In the entries below, find the lines that contain the word "from" and copy them.

(Entries with figure data)
_____

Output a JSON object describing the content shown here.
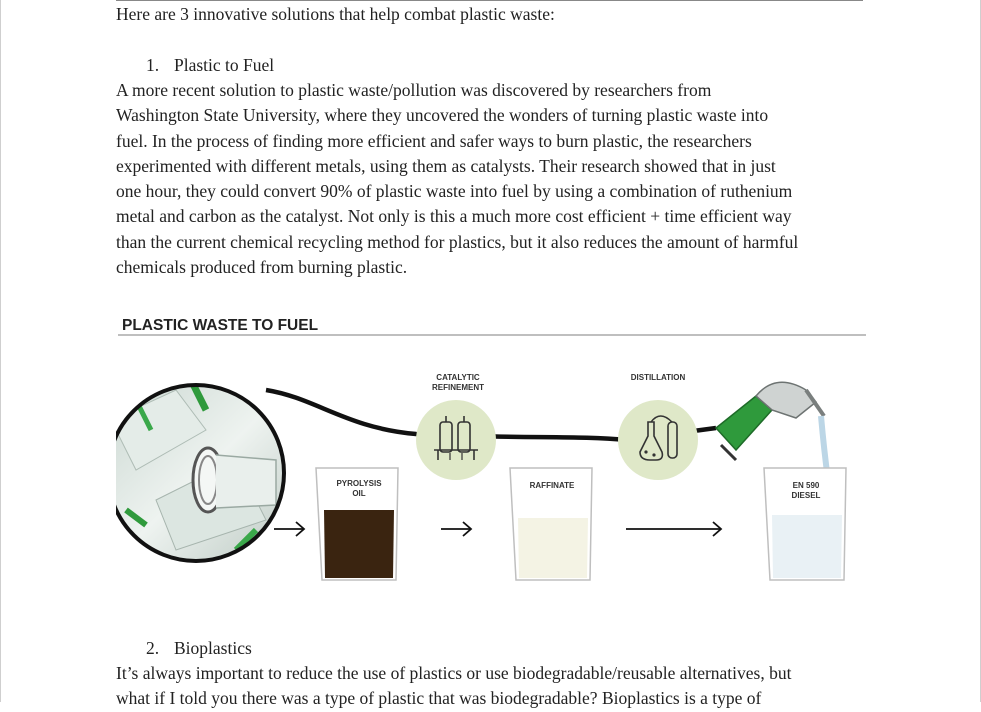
{
  "document": {
    "intro": "Here are 3 innovative solutions that help combat plastic waste:",
    "sections": [
      {
        "number": "1.",
        "title": "Plastic to Fuel",
        "lines": [
          "A more recent solution to plastic waste/pollution was discovered by researchers from",
          "Washington State University, where they uncovered the wonders of turning plastic waste into",
          "fuel. In the process of finding more efficient and safer ways to burn plastic, the researchers",
          "experimented with different metals, using them as catalysts. Their research showed that in just",
          "one hour, they could convert 90% of plastic waste into fuel by using a combination of ruthenium",
          "metal and carbon as the catalyst. Not only is this a much more cost efficient + time efficient way",
          "than the current chemical recycling method for plastics, but it also reduces the amount of harmful",
          "chemicals produced from burning plastic."
        ]
      },
      {
        "number": "2.",
        "title": "Bioplastics",
        "lines": [
          "It’s always important to reduce the use of plastics or use biodegradable/reusable alternatives, but",
          "what if I told you there was a type of plastic that was biodegradable?  Bioplastics is a type of"
        ]
      }
    ]
  },
  "infographic": {
    "title": "PLASTIC WASTE TO FUEL",
    "step1_label_line1": "CATALYTIC",
    "step1_label_line2": "REFINEMENT",
    "step2_label": "DISTILLATION",
    "beaker1_line1": "PYROLYSIS",
    "beaker1_line2": "OIL",
    "beaker2": "RAFFINATE",
    "beaker3_line1": "EN 590",
    "beaker3_line2": "DIESEL",
    "colors": {
      "circle_fill": "#dfe8c8",
      "oil": "#3a2410",
      "raffinate": "#f4f3e4",
      "diesel": "#e9f1f5",
      "nozzle": "#2f9a3c",
      "line": "#111111"
    }
  }
}
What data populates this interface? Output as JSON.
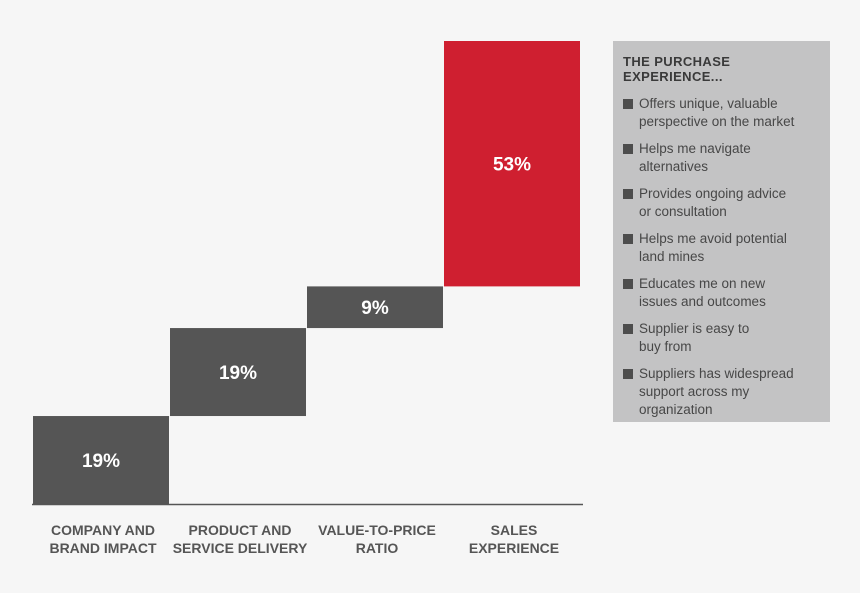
{
  "colors": {
    "bar": "#555555",
    "highlight": "#cf1f30",
    "value_text": "#ffffff",
    "axis": "#555555"
  },
  "chart_data": {
    "type": "bar",
    "variant": "waterfall",
    "categories": [
      "COMPANY AND\nBRAND IMPACT",
      "PRODUCT AND\nSERVICE DELIVERY",
      "VALUE-TO-PRICE\nRATIO",
      "SALES\nEXPERIENCE"
    ],
    "values": [
      19,
      19,
      9,
      53
    ],
    "value_labels": [
      "19%",
      "19%",
      "9%",
      "53%"
    ],
    "highlight_index": 3,
    "ylim": [
      0,
      100
    ],
    "grid": false,
    "legend": {
      "title": "THE PURCHASE EXPERIENCE...",
      "items": [
        "Offers unique, valuable\nperspective on the market",
        "Helps me navigate\nalternatives",
        "Provides ongoing advice\nor consultation",
        "Helps me avoid potential\nland mines",
        "Educates me on new\nissues and outcomes",
        "Supplier is easy to\nbuy from",
        "Suppliers has widespread\nsupport across my\norganization"
      ]
    }
  }
}
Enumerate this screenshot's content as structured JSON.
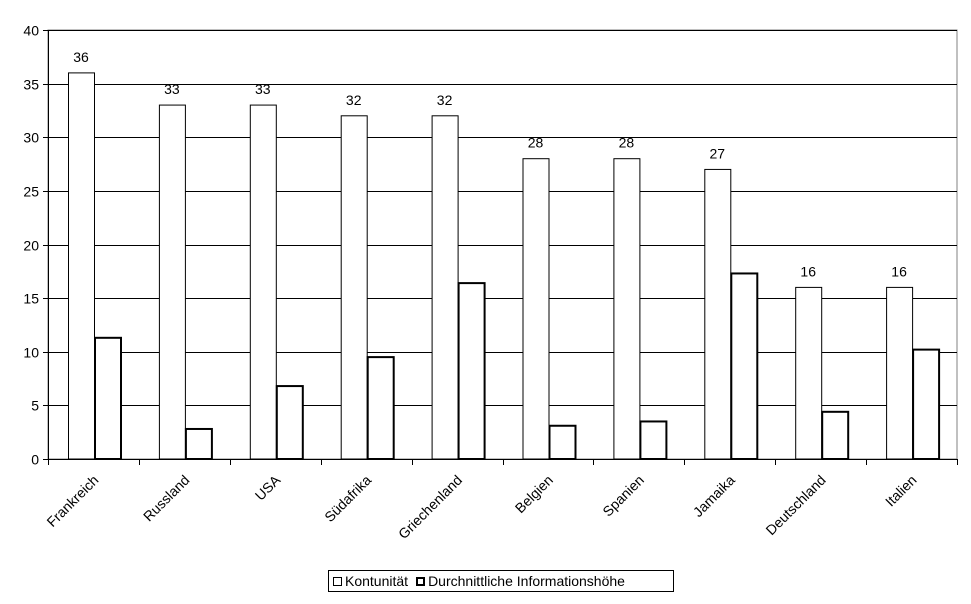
{
  "chart_data": {
    "type": "bar",
    "categories": [
      "Frankreich",
      "Russland",
      "USA",
      "Südafrika",
      "Griechenland",
      "Belgien",
      "Spanien",
      "Jamaika",
      "Deutschland",
      "Italien"
    ],
    "series": [
      {
        "name": "Kontunität",
        "values": [
          36,
          33,
          33,
          32,
          32,
          28,
          28,
          27,
          16,
          16
        ],
        "data_labels": true,
        "style": "thin"
      },
      {
        "name": "Durchnittliche Informationshöhe",
        "values": [
          11.3,
          2.8,
          6.8,
          9.5,
          16.4,
          3.1,
          3.5,
          17.3,
          4.4,
          10.2
        ],
        "data_labels": false,
        "style": "thick"
      }
    ],
    "yticks": [
      0,
      5,
      10,
      15,
      20,
      25,
      30,
      35,
      40
    ],
    "ylim": [
      0,
      40
    ],
    "grid": true,
    "legend_position": "bottom",
    "colors": {
      "bar_fill": "#ffffff",
      "bar_stroke": "#000000",
      "grid": "#000000"
    }
  }
}
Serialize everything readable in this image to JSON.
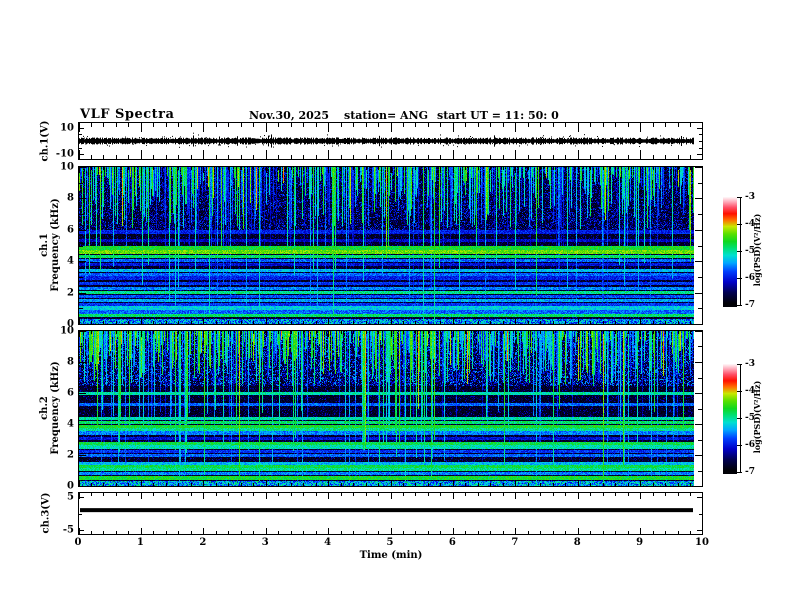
{
  "header": {
    "title": "VLF Spectra",
    "date": "Nov.30, 2025",
    "station": "station= ANG",
    "start_ut": "start UT =  11: 50: 0"
  },
  "xaxis": {
    "label": "Time (min)",
    "range": [
      0,
      10
    ],
    "major_ticks": [
      0,
      1,
      2,
      3,
      4,
      5,
      6,
      7,
      8,
      9,
      10
    ],
    "minor_step_min": 0.2,
    "data_end_min": 9.85
  },
  "colorbar": {
    "label": "log(PSD)(V²/Hz)",
    "ticks": [
      -3,
      -4,
      -5,
      -6,
      -7
    ],
    "range_top_to_bottom": [
      -3,
      -7
    ],
    "colormap_stops": [
      [
        0.0,
        "#000006"
      ],
      [
        0.1,
        "#000050"
      ],
      [
        0.2,
        "#0000c8"
      ],
      [
        0.3,
        "#0040ff"
      ],
      [
        0.38,
        "#00a8ff"
      ],
      [
        0.45,
        "#00e0d0"
      ],
      [
        0.52,
        "#00e070"
      ],
      [
        0.58,
        "#10d820"
      ],
      [
        0.65,
        "#58e000"
      ],
      [
        0.72,
        "#c8e800"
      ],
      [
        0.78,
        "#ff7000"
      ],
      [
        0.84,
        "#ff1000"
      ],
      [
        0.9,
        "#ff5068"
      ],
      [
        0.95,
        "#ffa8b8"
      ],
      [
        1.0,
        "#ffffff"
      ]
    ]
  },
  "chart_data": [
    {
      "id": "ch1_waveform",
      "type": "line",
      "ylabel": "ch.1(V)",
      "ytick_labels": [
        "10",
        "-10"
      ],
      "ytick_values": [
        10,
        -10
      ],
      "axis_range": [
        -13.6,
        13.6
      ],
      "description": "broadband noise trace centered near 0 V, peak amplitude about ±1.5 V across full 0-9.85 min record",
      "mean_v": 0,
      "noise_amp_v": 1.5
    },
    {
      "id": "ch1_spectrogram",
      "type": "heatmap",
      "ylabel_lines": [
        "ch.1",
        "Frequency (kHz)"
      ],
      "ylim": [
        0,
        10
      ],
      "ytick_labels": [
        "10",
        "8",
        "6",
        "4",
        "2",
        "0"
      ],
      "ytick_values": [
        10,
        8,
        6,
        4,
        2,
        0
      ],
      "zlabel": "log(PSD)(V²/Hz)",
      "zlim": [
        -7,
        -3
      ],
      "background_psd": -6.9,
      "upper_noise": {
        "f0": 6.0,
        "p": 0.45,
        "a": 1.3
      },
      "bottom_band": {
        "f_max": 0.35,
        "psd": -6.0
      },
      "horizontal_bands_khz": [
        {
          "f": 5.9,
          "psd": -6.0,
          "w": 0.15
        },
        {
          "f": 5.35,
          "psd": -6.2,
          "w": 0.1
        },
        {
          "f": 4.85,
          "psd": -4.7,
          "w": 0.12
        },
        {
          "f": 4.6,
          "psd": -4.4,
          "w": 0.14
        },
        {
          "f": 4.35,
          "psd": -4.9,
          "w": 0.1
        },
        {
          "f": 4.1,
          "psd": -5.7,
          "w": 0.1
        },
        {
          "f": 3.8,
          "psd": -6.1,
          "w": 0.1
        },
        {
          "f": 3.45,
          "psd": -5.4,
          "w": 0.1
        },
        {
          "f": 3.2,
          "psd": -5.7,
          "w": 0.1
        },
        {
          "f": 2.95,
          "psd": -6.0,
          "w": 0.12
        },
        {
          "f": 2.6,
          "psd": -5.9,
          "w": 0.1
        },
        {
          "f": 2.3,
          "psd": -5.6,
          "w": 0.1
        },
        {
          "f": 2.05,
          "psd": -5.0,
          "w": 0.1
        },
        {
          "f": 1.8,
          "psd": -5.8,
          "w": 0.1
        },
        {
          "f": 1.55,
          "psd": -5.5,
          "w": 0.1
        },
        {
          "f": 1.3,
          "psd": -5.9,
          "w": 0.1
        },
        {
          "f": 1.05,
          "psd": -5.3,
          "w": 0.1
        },
        {
          "f": 0.8,
          "psd": -5.7,
          "w": 0.1
        },
        {
          "f": 0.55,
          "psd": -4.9,
          "w": 0.1
        }
      ],
      "vertical_streaks": {
        "density": 0.7,
        "typical_reach_khz": [
          6,
          9.6
        ],
        "deep_fraction": 0.2,
        "psd_range": [
          -6.1,
          -4.4
        ]
      }
    },
    {
      "id": "ch2_spectrogram",
      "type": "heatmap",
      "ylabel_lines": [
        "ch.2",
        "Frequency (kHz)"
      ],
      "ylim": [
        0,
        10
      ],
      "ytick_labels": [
        "10",
        "8",
        "6",
        "4",
        "2",
        "0"
      ],
      "ytick_values": [
        10,
        8,
        6,
        4,
        2,
        0
      ],
      "zlabel": "log(PSD)(V²/Hz)",
      "zlim": [
        -7,
        -3
      ],
      "background_psd": -6.9,
      "upper_noise": {
        "f0": 6.5,
        "p": 0.6,
        "a": 1.6
      },
      "bottom_band": {
        "f_max": 0.35,
        "psd": -5.9
      },
      "horizontal_bands_khz": [
        {
          "f": 6.0,
          "psd": -5.1,
          "w": 0.12
        },
        {
          "f": 5.3,
          "psd": -5.7,
          "w": 0.1
        },
        {
          "f": 4.4,
          "psd": -5.1,
          "w": 0.1
        },
        {
          "f": 4.15,
          "psd": -4.9,
          "w": 0.1
        },
        {
          "f": 3.9,
          "psd": -4.7,
          "w": 0.1
        },
        {
          "f": 3.7,
          "psd": -5.0,
          "w": 0.1
        },
        {
          "f": 3.45,
          "psd": -5.6,
          "w": 0.1
        },
        {
          "f": 3.1,
          "psd": -6.1,
          "w": 0.1
        },
        {
          "f": 2.75,
          "psd": -4.8,
          "w": 0.1
        },
        {
          "f": 2.55,
          "psd": -5.1,
          "w": 0.1
        },
        {
          "f": 2.25,
          "psd": -5.9,
          "w": 0.1
        },
        {
          "f": 2.0,
          "psd": -5.7,
          "w": 0.1
        },
        {
          "f": 1.5,
          "psd": -5.4,
          "w": 0.1
        },
        {
          "f": 1.3,
          "psd": -4.8,
          "w": 0.1
        },
        {
          "f": 1.1,
          "psd": -5.0,
          "w": 0.1
        },
        {
          "f": 0.85,
          "psd": -5.6,
          "w": 0.1
        },
        {
          "f": 0.55,
          "psd": -4.7,
          "w": 0.1
        }
      ],
      "vertical_streaks": {
        "density": 0.8,
        "typical_reach_khz": [
          6.5,
          9.7
        ],
        "deep_fraction": 0.25,
        "psd_range": [
          -6.0,
          -4.3
        ]
      }
    },
    {
      "id": "ch3_level",
      "type": "line",
      "ylabel": "ch.3(V)",
      "ytick_labels": [
        "5",
        "-5"
      ],
      "ytick_values": [
        5,
        -5
      ],
      "axis_range": [
        -6.1,
        6.1
      ],
      "description": "constant level of about +1 V from 0 to 9.85 min",
      "value_v": 1.0
    }
  ]
}
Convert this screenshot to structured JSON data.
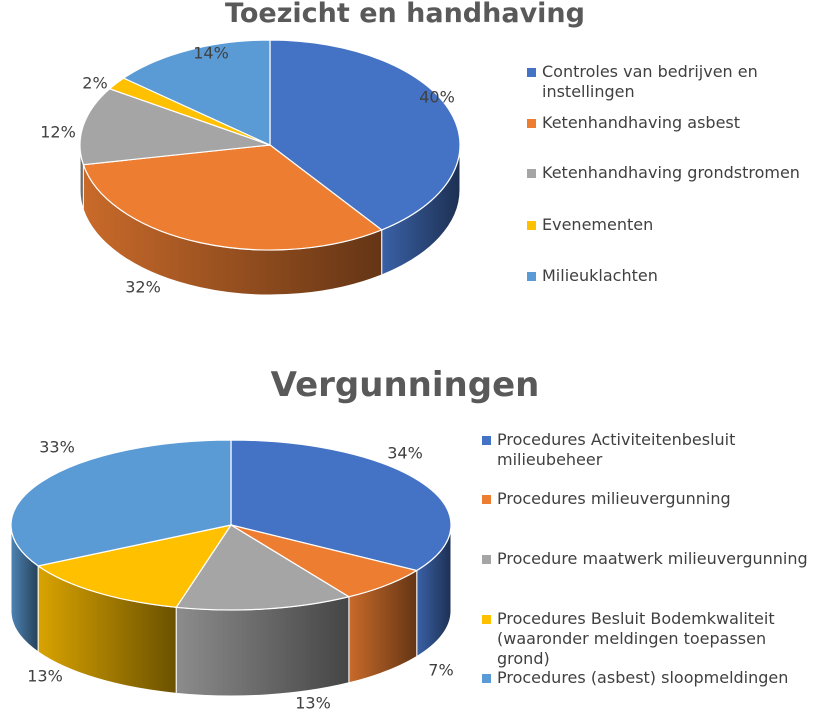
{
  "chart_data": [
    {
      "type": "pie",
      "title": "Toezicht en handhaving",
      "legend_position": "right",
      "labels": [
        "Controles van bedrijven en instellingen",
        "Ketenhandhaving asbest",
        "Ketenhandhaving grondstromen",
        "Evenementen",
        "Milieuklachten"
      ],
      "values": [
        40,
        32,
        12,
        2,
        14
      ],
      "value_labels": [
        "40%",
        "32%",
        "12%",
        "2%",
        "14%"
      ],
      "colors": [
        "#4472C4",
        "#ED7D31",
        "#A5A5A5",
        "#FFC000",
        "#5B9BD5"
      ]
    },
    {
      "type": "pie",
      "title": "Vergunningen",
      "legend_position": "right",
      "labels": [
        "Procedures Activiteitenbesluit milieubeheer",
        "Procedures milieuvergunning",
        "Procedure maatwerk milieuvergunning",
        "Procedures Besluit Bodemkwaliteit (waaronder meldingen toepassen grond)",
        "Procedures (asbest) sloopmeldingen"
      ],
      "values": [
        34,
        7,
        13,
        13,
        33
      ],
      "value_labels": [
        "34%",
        "7%",
        "13%",
        "13%",
        "33%"
      ],
      "colors": [
        "#4472C4",
        "#ED7D31",
        "#A5A5A5",
        "#FFC000",
        "#5B9BD5"
      ]
    }
  ]
}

_____

◆ CORRECT RESPONSE
          "A more recent solution to plastic waste/pollution was discovered by researchers from",
          "chemicals produced from burning plastic."
        "Supplier is easy to\nbuy from",
      "description": "constant level of about +1 V from 0 to 9.85 min",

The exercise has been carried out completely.